▶ [EXERCISE TASK] Locate each line holding the string "type" and copy it.

▶ [Collection entries]
┄┄┄┄┄┄
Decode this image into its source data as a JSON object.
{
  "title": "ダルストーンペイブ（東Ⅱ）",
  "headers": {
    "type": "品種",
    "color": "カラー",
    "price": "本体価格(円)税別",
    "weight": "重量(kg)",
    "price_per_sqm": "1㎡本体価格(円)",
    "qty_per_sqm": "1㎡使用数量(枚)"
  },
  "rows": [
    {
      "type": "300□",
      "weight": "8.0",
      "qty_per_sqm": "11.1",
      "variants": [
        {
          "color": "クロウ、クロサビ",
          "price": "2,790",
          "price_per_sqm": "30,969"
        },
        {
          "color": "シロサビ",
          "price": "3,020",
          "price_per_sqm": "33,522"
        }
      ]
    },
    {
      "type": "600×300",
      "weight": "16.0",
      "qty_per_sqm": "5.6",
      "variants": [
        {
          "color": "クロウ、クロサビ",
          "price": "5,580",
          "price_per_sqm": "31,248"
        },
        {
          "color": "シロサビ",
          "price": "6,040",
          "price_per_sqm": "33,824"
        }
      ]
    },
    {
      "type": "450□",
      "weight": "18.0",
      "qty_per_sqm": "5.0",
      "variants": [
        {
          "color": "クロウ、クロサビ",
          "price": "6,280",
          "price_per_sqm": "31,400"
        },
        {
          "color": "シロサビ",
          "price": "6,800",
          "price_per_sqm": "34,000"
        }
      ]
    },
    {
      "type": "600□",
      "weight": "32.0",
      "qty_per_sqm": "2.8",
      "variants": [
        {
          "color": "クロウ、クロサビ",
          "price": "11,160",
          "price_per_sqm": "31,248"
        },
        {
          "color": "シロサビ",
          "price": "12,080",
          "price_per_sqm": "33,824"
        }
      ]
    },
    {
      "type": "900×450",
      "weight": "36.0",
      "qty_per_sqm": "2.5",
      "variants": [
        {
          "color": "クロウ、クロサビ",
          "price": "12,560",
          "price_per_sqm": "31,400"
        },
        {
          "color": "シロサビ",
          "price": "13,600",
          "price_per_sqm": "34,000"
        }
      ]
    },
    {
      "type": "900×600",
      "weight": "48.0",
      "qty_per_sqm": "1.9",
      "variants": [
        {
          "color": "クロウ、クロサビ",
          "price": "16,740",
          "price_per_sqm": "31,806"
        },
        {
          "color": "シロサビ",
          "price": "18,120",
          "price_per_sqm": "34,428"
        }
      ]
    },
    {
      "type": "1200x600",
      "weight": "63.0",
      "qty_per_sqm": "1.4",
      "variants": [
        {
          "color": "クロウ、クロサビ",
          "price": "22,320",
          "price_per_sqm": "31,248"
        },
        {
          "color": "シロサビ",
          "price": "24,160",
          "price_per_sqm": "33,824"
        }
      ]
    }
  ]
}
┄┄┄┄┄┄
▶ [THE RESULT]
    "type": "品種",
      "type": "300□",
      "type": "600×300",
      "type": "450□",
      "type": "600□",
      "type": "900×450",
      "type": "900×600",
      "type": "1200x600",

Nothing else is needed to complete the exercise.